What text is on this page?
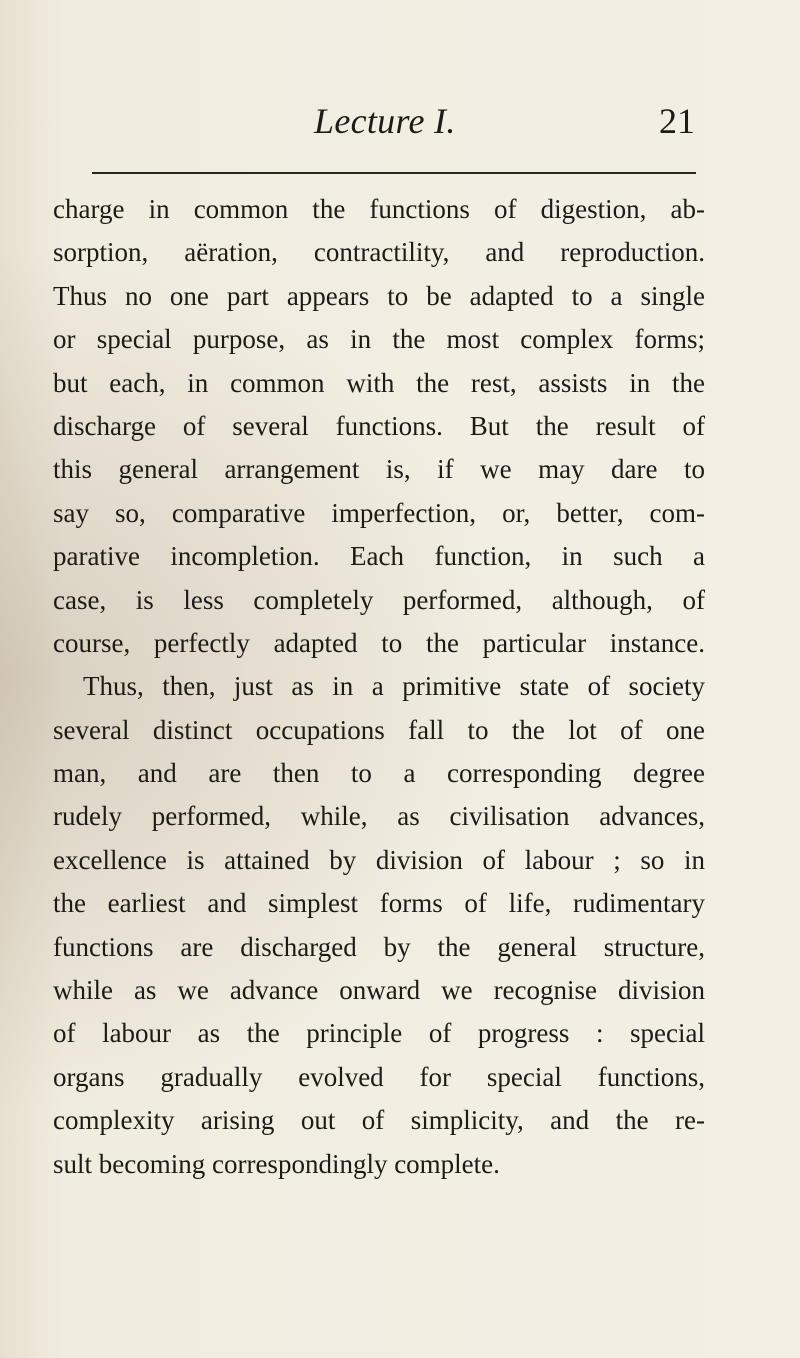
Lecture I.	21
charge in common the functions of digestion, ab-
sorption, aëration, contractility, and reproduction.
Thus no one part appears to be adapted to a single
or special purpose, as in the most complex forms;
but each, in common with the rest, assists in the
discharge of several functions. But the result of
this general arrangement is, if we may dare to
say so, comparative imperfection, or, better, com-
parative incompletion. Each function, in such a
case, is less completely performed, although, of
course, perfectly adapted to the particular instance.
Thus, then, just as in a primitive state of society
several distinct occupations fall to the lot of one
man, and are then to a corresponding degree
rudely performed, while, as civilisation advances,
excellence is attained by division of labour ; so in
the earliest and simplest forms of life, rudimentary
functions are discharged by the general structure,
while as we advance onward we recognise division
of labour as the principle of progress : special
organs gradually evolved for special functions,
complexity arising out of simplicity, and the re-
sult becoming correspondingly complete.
________________
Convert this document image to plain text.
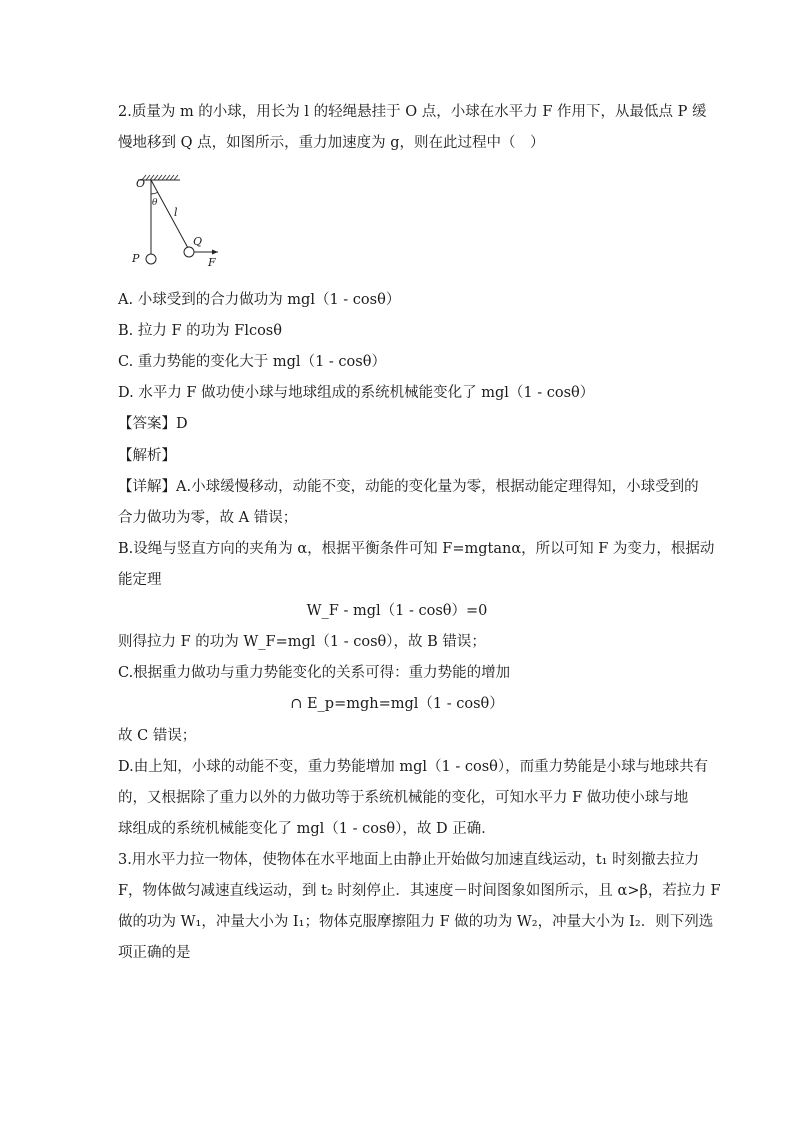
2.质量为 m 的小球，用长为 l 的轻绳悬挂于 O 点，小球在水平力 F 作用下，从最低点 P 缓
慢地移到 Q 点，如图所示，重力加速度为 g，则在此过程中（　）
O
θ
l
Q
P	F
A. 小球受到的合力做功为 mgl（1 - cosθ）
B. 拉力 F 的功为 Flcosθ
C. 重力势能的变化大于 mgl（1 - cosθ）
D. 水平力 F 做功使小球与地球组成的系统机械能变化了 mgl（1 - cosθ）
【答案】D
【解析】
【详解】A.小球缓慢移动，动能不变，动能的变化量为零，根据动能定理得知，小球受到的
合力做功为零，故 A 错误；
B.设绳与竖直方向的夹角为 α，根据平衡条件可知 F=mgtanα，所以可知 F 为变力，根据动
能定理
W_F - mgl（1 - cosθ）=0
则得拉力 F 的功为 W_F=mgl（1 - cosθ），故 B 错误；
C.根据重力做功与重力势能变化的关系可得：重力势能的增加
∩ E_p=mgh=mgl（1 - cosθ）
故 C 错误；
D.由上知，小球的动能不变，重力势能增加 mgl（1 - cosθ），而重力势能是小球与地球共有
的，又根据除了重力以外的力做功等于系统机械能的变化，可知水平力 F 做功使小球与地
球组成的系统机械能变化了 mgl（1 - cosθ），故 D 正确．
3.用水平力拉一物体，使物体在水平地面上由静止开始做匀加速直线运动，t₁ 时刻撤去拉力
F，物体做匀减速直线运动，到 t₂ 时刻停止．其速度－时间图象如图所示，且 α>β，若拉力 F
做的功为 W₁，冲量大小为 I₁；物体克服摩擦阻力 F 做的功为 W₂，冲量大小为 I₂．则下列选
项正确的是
________________
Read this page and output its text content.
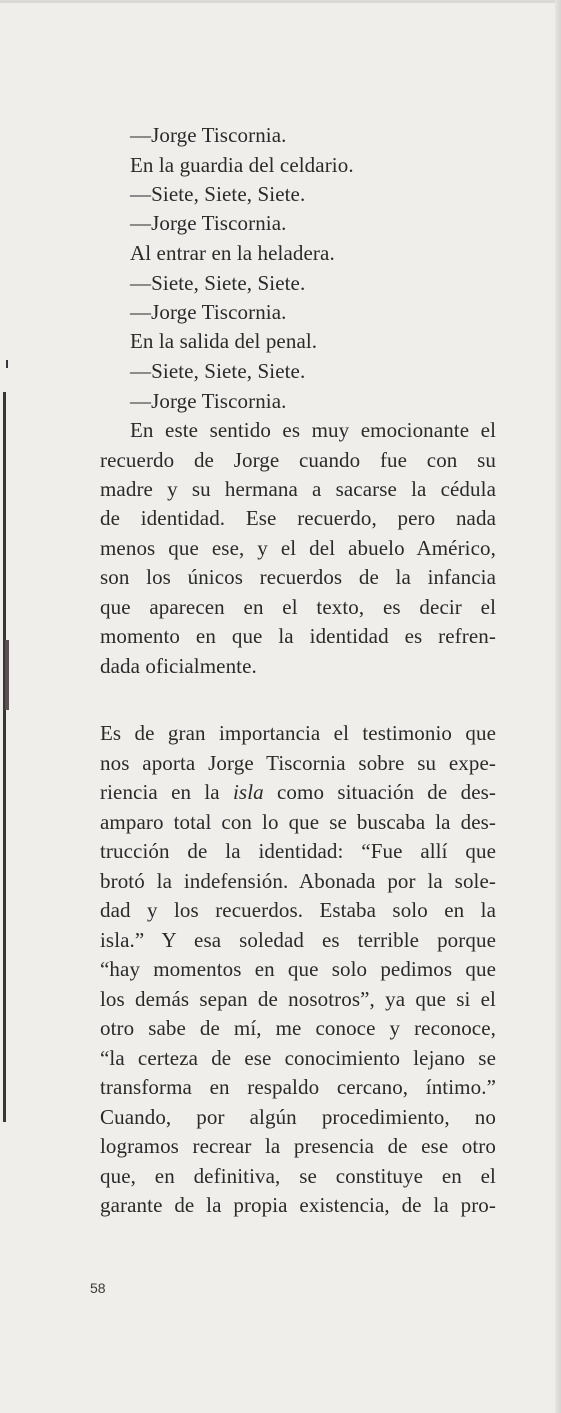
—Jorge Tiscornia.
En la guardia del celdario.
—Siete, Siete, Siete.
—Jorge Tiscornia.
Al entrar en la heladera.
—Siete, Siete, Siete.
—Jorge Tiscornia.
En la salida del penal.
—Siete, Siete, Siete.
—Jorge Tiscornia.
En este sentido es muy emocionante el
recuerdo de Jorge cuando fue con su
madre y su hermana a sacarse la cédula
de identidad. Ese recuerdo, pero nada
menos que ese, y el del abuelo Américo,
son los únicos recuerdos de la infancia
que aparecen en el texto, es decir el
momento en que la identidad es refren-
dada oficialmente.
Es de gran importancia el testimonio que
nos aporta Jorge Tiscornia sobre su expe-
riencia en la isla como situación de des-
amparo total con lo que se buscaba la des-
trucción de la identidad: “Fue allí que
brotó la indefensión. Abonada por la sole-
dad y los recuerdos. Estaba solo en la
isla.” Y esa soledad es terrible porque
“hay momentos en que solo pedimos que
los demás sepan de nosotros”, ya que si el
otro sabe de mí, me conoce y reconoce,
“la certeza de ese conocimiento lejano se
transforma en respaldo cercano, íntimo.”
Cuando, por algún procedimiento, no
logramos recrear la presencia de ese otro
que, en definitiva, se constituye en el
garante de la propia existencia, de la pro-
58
________________
• What you need to do
Extract each line from the listing that holds the word "special".

• Completed exercise
or special purpose, as in the most complex forms;
of labour as the principle of progress : special
organs gradually evolved for special functions,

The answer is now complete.